#### LISTED ENTRIES

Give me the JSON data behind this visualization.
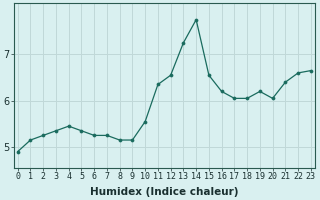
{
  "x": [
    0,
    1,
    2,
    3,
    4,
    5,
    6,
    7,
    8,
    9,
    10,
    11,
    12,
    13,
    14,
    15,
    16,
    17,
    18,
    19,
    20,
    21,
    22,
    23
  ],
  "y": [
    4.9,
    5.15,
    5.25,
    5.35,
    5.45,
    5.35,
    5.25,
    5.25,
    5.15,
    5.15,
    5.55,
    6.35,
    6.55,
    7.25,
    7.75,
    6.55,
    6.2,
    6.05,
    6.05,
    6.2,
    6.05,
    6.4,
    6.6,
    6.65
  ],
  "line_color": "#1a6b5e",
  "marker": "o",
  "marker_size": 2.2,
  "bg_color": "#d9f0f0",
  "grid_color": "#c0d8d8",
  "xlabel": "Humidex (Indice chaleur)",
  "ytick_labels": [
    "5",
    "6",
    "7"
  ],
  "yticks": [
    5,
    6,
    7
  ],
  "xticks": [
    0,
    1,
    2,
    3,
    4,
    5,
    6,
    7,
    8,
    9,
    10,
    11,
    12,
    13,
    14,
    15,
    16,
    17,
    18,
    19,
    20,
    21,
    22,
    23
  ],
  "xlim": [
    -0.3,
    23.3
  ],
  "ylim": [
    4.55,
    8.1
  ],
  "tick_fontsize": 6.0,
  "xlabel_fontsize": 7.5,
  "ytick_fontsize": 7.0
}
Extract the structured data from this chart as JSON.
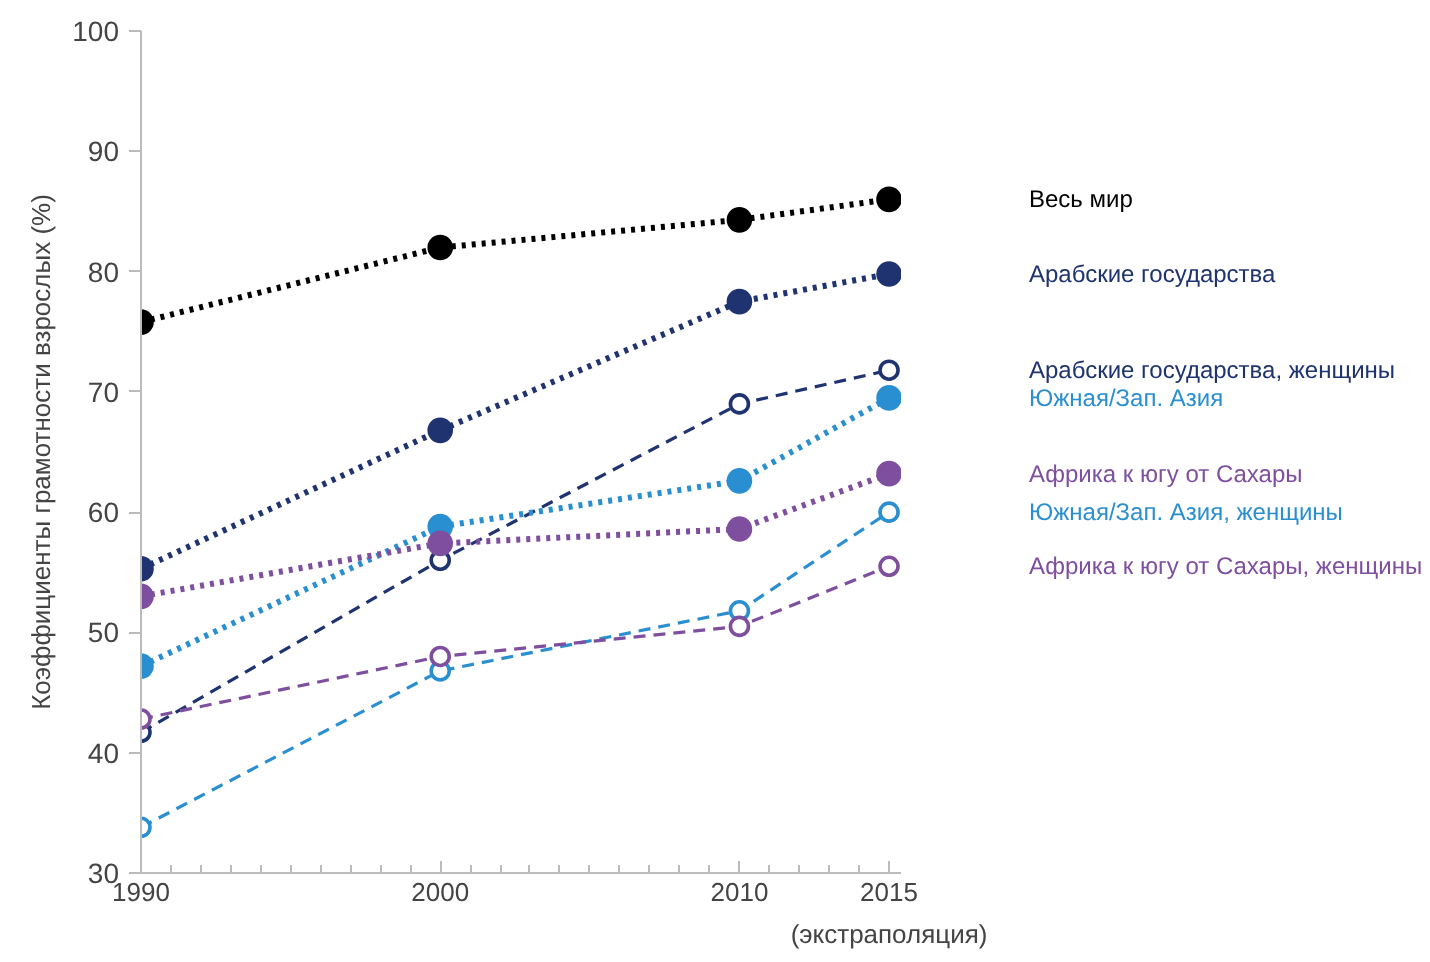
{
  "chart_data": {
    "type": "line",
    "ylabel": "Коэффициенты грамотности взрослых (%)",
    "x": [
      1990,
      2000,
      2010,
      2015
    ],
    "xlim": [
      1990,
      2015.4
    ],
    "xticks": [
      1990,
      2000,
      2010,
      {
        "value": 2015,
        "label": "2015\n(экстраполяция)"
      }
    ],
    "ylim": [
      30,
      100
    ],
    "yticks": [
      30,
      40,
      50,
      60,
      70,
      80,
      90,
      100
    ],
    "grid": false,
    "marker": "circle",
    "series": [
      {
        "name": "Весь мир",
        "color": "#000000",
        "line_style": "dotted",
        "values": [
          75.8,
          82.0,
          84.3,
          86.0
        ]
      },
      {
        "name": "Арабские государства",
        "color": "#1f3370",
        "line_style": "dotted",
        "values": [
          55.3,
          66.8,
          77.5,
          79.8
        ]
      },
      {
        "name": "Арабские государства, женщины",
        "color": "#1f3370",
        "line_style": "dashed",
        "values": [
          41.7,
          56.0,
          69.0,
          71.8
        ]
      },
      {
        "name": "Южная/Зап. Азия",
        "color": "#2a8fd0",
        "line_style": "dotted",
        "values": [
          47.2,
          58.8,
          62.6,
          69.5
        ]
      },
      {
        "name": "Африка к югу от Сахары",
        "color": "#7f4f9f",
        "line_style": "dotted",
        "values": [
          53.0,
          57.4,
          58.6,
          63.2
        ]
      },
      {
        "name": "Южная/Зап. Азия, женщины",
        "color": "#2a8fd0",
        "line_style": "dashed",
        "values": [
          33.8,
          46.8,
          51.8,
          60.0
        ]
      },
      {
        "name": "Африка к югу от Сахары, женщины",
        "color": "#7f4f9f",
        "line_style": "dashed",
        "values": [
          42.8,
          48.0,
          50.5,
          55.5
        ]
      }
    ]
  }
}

########
#### LISTED ENTRIES

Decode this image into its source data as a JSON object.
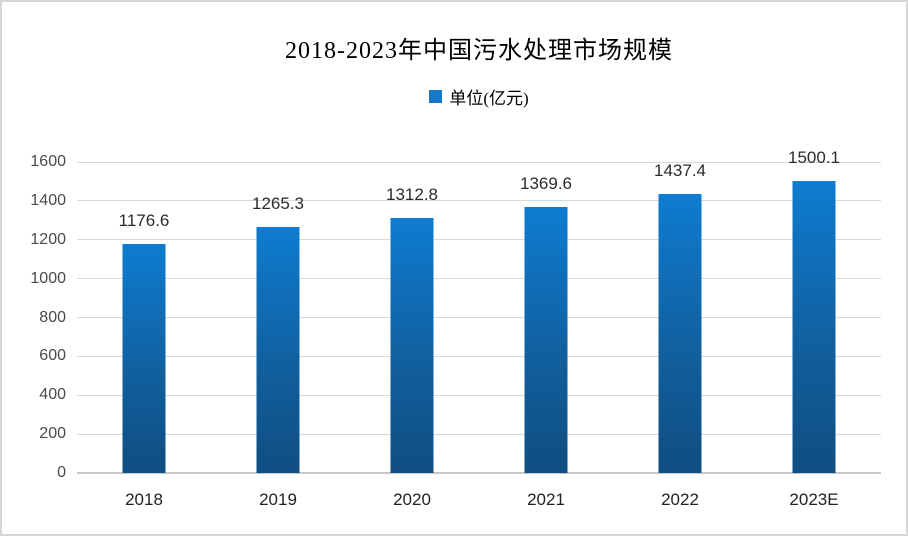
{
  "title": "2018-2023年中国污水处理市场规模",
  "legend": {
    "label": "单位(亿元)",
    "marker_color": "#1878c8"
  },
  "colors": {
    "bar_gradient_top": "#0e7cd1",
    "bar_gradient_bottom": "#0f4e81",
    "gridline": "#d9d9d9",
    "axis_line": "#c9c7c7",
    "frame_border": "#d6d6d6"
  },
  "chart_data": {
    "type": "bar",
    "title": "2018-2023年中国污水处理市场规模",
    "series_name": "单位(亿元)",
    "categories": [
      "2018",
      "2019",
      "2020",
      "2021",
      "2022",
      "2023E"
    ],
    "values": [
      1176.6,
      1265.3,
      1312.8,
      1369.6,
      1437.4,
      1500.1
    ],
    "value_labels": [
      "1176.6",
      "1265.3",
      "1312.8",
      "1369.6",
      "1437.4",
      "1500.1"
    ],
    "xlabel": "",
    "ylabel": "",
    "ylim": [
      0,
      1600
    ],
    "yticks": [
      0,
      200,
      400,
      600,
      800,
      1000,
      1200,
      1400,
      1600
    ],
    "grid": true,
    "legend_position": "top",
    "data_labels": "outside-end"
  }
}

########
#### LISTED ENTRIES

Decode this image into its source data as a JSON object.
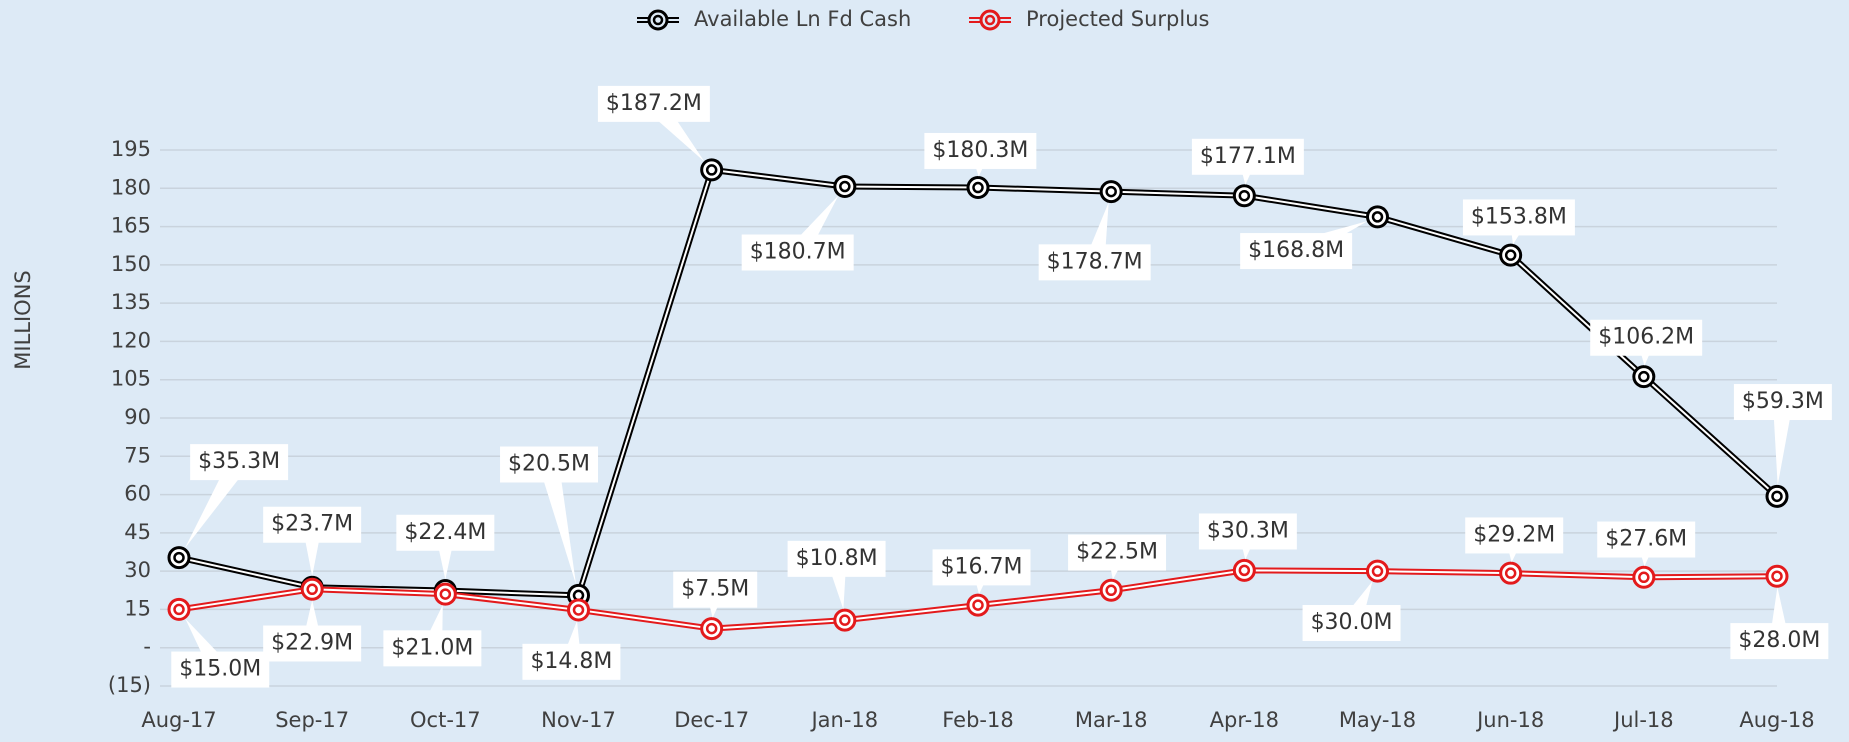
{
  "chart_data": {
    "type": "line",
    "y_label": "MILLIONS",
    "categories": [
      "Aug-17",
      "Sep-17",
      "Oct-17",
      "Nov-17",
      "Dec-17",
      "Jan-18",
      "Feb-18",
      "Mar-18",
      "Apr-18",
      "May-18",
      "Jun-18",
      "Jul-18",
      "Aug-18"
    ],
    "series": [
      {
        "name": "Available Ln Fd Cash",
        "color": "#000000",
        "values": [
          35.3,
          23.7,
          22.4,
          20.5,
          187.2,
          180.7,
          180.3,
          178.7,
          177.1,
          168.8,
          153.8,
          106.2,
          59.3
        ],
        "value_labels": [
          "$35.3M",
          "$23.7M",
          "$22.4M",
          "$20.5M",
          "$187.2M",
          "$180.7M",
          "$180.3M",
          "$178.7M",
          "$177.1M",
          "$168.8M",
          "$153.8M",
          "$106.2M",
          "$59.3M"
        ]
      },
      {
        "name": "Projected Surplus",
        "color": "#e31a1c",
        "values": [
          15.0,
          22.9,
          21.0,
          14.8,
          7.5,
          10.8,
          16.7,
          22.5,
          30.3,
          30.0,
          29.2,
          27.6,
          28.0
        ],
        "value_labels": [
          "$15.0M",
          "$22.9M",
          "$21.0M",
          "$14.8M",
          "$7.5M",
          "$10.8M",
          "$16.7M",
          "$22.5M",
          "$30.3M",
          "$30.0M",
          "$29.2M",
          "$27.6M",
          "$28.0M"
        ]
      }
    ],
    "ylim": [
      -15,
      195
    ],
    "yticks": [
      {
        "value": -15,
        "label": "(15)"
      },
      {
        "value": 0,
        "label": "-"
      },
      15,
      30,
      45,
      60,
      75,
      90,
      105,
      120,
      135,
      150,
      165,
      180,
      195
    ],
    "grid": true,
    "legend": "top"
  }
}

########

▸ **STATED EXERCISE**: Copy out each line of the entries that holds "ylabel".

▸ **SOLUTION FOR THIS EXERCISE**:
    "ylabel": "Коэффициенты грамотности взрослых (%)",
    "ylabel": "",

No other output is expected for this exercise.